#### DATA SECTION ####

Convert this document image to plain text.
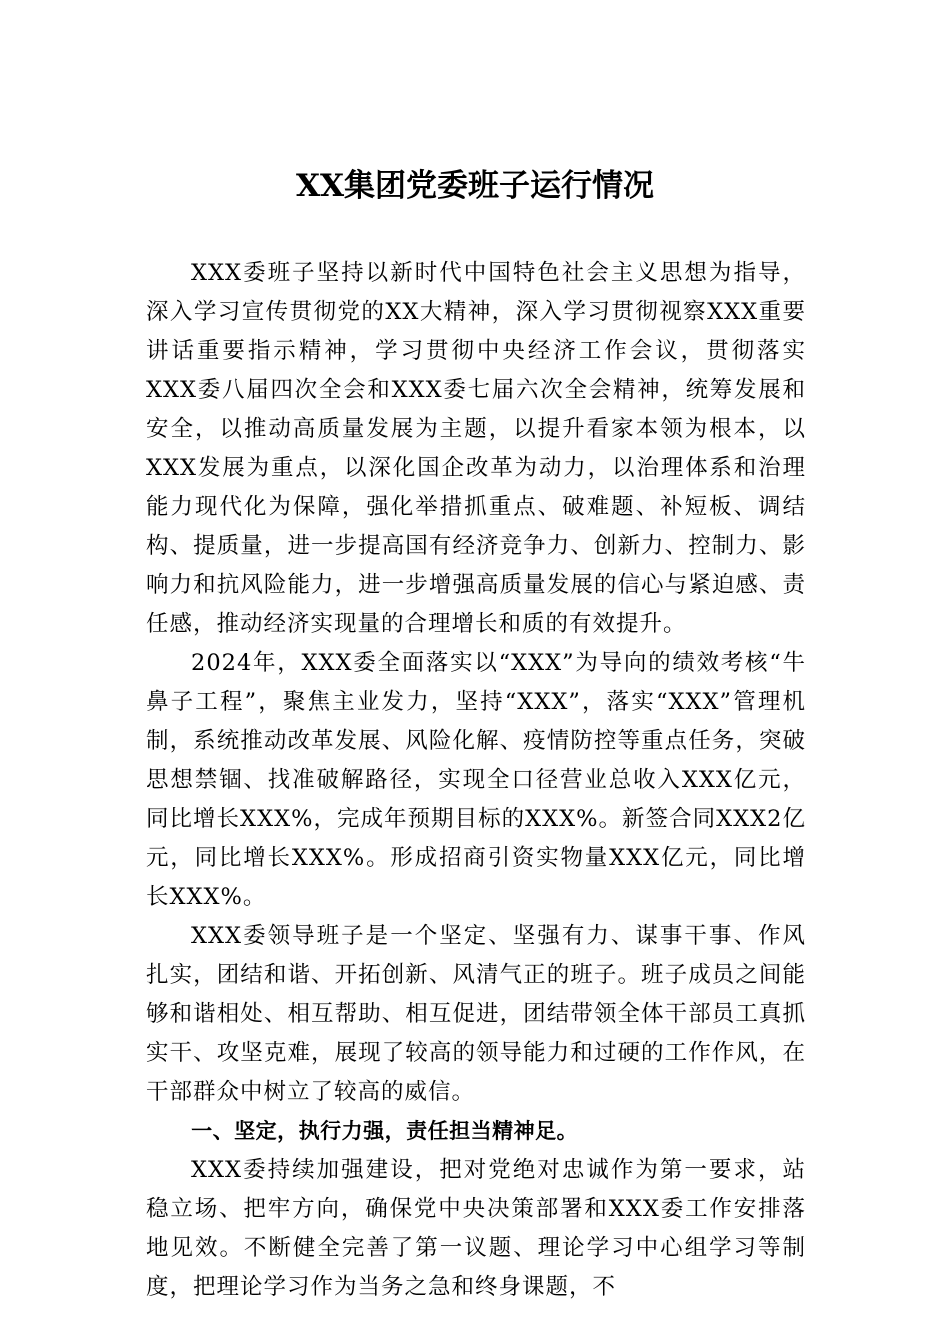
XX集团党委班子运行情况

XXX委班子坚持以新时代中国特色社会主义思想为指导，深入学习宣传贯彻党的XX大精神，深入学习贯彻视察XXX重要讲话重要指示精神，学习贯彻中央经济工作会议，贯彻落实XXX委八届四次全会和XXX委七届六次全会精神，统筹发展和安全，以推动高质量发展为主题，以提升看家本领为根本，以XXX发展为重点，以深化国企改革为动力，以治理体系和治理能力现代化为保障，强化举措抓重点、破难题、补短板、调结构、提质量，进一步提高国有经济竞争力、创新力、控制力、影响力和抗风险能力，进一步增强高质量发展的信心与紧迫感、责任感，推动经济实现量的合理增长和质的有效提升。

2024年，XXX委全面落实以“XXX”为导向的绩效考核“牛鼻子工程”，聚焦主业发力，坚持“XXX”，落实“XXX”管理机制，系统推动改革发展、风险化解、疫情防控等重点任务，突破思想禁锢、找准破解路径，实现全口径营业总收入XXX亿元，同比增长XXX%，完成年预期目标的XXX%。新签合同XXX2亿元，同比增长XXX%。形成招商引资实物量XXX亿元，同比增长XXX%。

XXX委领导班子是一个坚定、坚强有力、谋事干事、作风扎实，团结和谐、开拓创新、风清气正的班子。班子成员之间能够和谐相处、相互帮助、相互促进，团结带领全体干部员工真抓实干、攻坚克难，展现了较高的领导能力和过硬的工作作风，在干部群众中树立了较高的威信。

一、坚定，执行力强，责任担当精神足。

XXX委持续加强建设，把对党绝对忠诚作为第一要求，站稳立场、把牢方向，确保党中央决策部署和XXX委工作安排落地见效。不断健全完善了第一议题、理论学习中心组学习等制度，把理论学习作为当务之急和终身课题，不
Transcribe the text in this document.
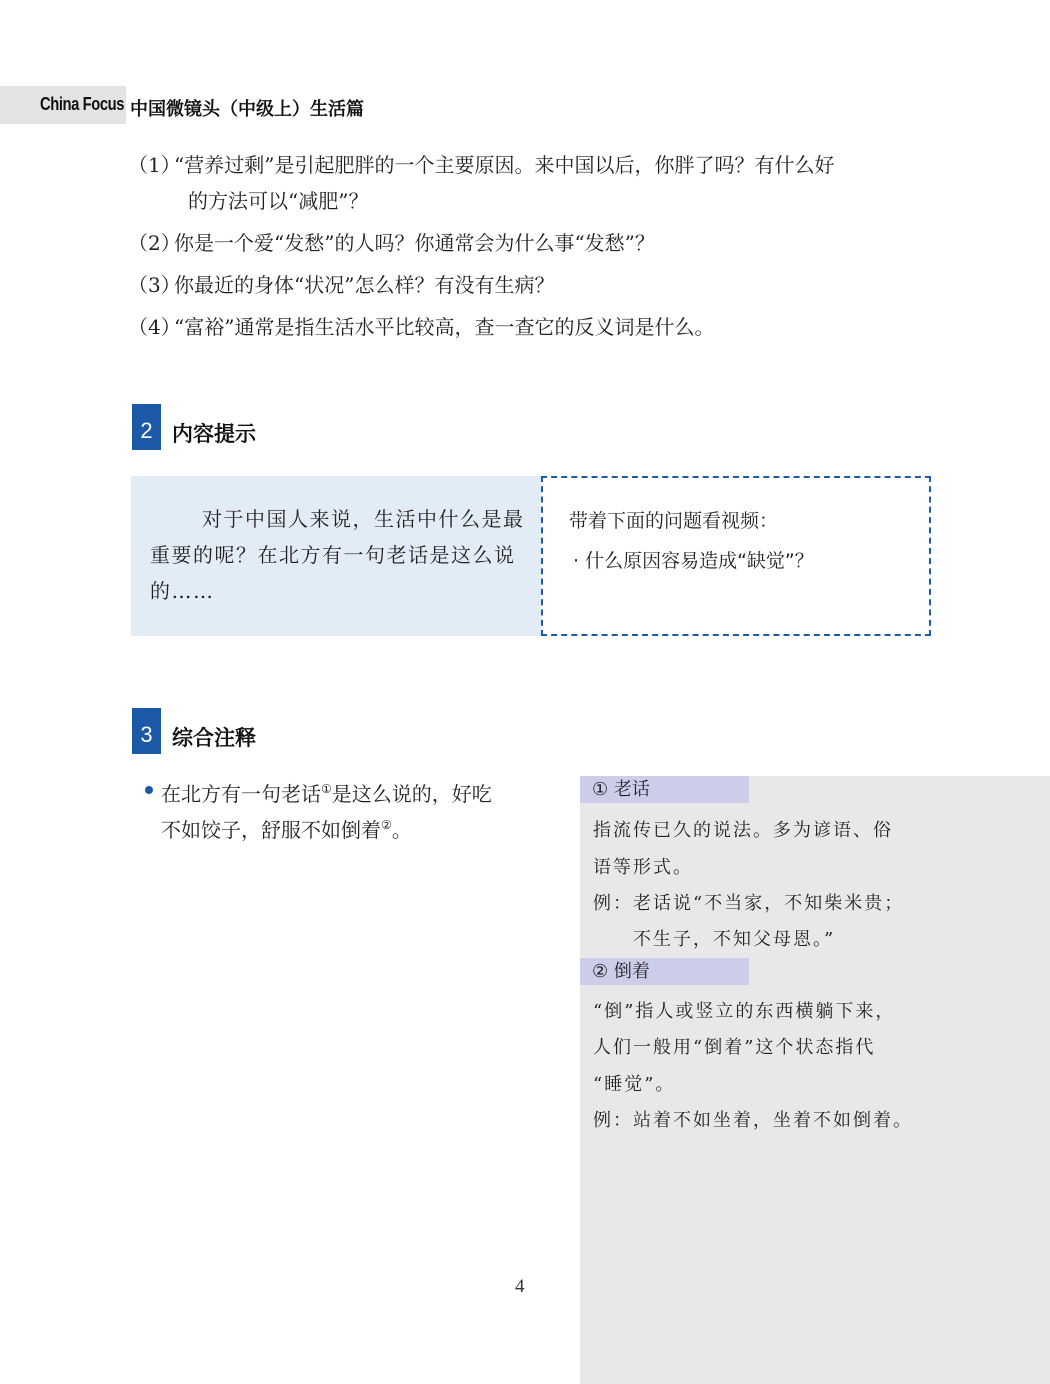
China Focus 中国微镜头（中级上）生活篇
（1）“营养过剩”是引起肥胖的一个主要原因。来中国以后，你胖了吗？有什么好
的方法可以“减肥”？
（2）你是一个爱“发愁”的人吗？你通常会为什么事“发愁”？
（3）你最近的身体“状况”怎么样？有没有生病？
（4）“富裕”通常是指生活水平比较高，查一查它的反义词是什么。
2 内容提示
对于中国人来说，生活中什么是最重要的呢？在北方有一句老话是这么说的……
带着下面的问题看视频：
· 什么原因容易造成“缺觉”？
3 综合注释
在北方有一句老话①是这么说的，好吃
不如饺子，舒服不如倒着②。
① 老话
指流传已久的说法。多为谚语、俗
语等形式。
例：老话说“不当家，不知柴米贵；
　　不生子，不知父母恩。”
② 倒着
“倒”指人或竖立的东西横躺下来，
人们一般用“倒着”这个状态指代
“睡觉”。
例：站着不如坐着，坐着不如倒着。
4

####

AIM:
Repeat the records above verbatim, with no pictures in the result.

REPLY:
Convert this document image to plain text.
XX集团党委班子运行情况

XXX委班子坚持以新时代中国特色社会主义思想为指导，深入学习宣传贯彻党的XX大精神，深入学习贯彻视察XXX重要讲话重要指示精神，学习贯彻中央经济工作会议，贯彻落实XXX委八届四次全会和XXX委七届六次全会精神，统筹发展和安全，以推动高质量发展为主题，以提升看家本领为根本，以XXX发展为重点，以深化国企改革为动力，以治理体系和治理能力现代化为保障，强化举措抓重点、破难题、补短板、调结构、提质量，进一步提高国有经济竞争力、创新力、控制力、影响力和抗风险能力，进一步增强高质量发展的信心与紧迫感、责任感，推动经济实现量的合理增长和质的有效提升。

2024年，XXX委全面落实以“XXX”为导向的绩效考核“牛鼻子工程”，聚焦主业发力，坚持“XXX”，落实“XXX”管理机制，系统推动改革发展、风险化解、疫情防控等重点任务，突破思想禁锢、找准破解路径，实现全口径营业总收入XXX亿元，同比增长XXX%，完成年预期目标的XXX%。新签合同XXX2亿元，同比增长XXX%。形成招商引资实物量XXX亿元，同比增长XXX%。

XXX委领导班子是一个坚定、坚强有力、谋事干事、作风扎实，团结和谐、开拓创新、风清气正的班子。班子成员之间能够和谐相处、相互帮助、相互促进，团结带领全体干部员工真抓实干、攻坚克难，展现了较高的领导能力和过硬的工作作风，在干部群众中树立了较高的威信。

一、坚定，执行力强，责任担当精神足。

XXX委持续加强建设，把对党绝对忠诚作为第一要求，站稳立场、把牢方向，确保党中央决策部署和XXX委工作安排落地见效。不断健全完善了第一议题、理论学习中心组学习等制度，把理论学习作为当务之急和终身课题，不
Transcribe the text in this document.
China Focus 中国微镜头（中级上）生活篇
（1）“营养过剩”是引起肥胖的一个主要原因。来中国以后，你胖了吗？有什么好
的方法可以“减肥”？
（2）你是一个爱“发愁”的人吗？你通常会为什么事“发愁”？
（3）你最近的身体“状况”怎么样？有没有生病？
（4）“富裕”通常是指生活水平比较高，查一查它的反义词是什么。
2 内容提示
对于中国人来说，生活中什么是最重要的呢？在北方有一句老话是这么说的……
带着下面的问题看视频：
· 什么原因容易造成“缺觉”？
3 综合注释
在北方有一句老话①是这么说的，好吃
不如饺子，舒服不如倒着②。
① 老话
指流传已久的说法。多为谚语、俗
语等形式。
例：老话说“不当家，不知柴米贵；
　　不生子，不知父母恩。”
② 倒着
“倒”指人或竖立的东西横躺下来，
人们一般用“倒着”这个状态指代
“睡觉”。
例：站着不如坐着，坐着不如倒着。
4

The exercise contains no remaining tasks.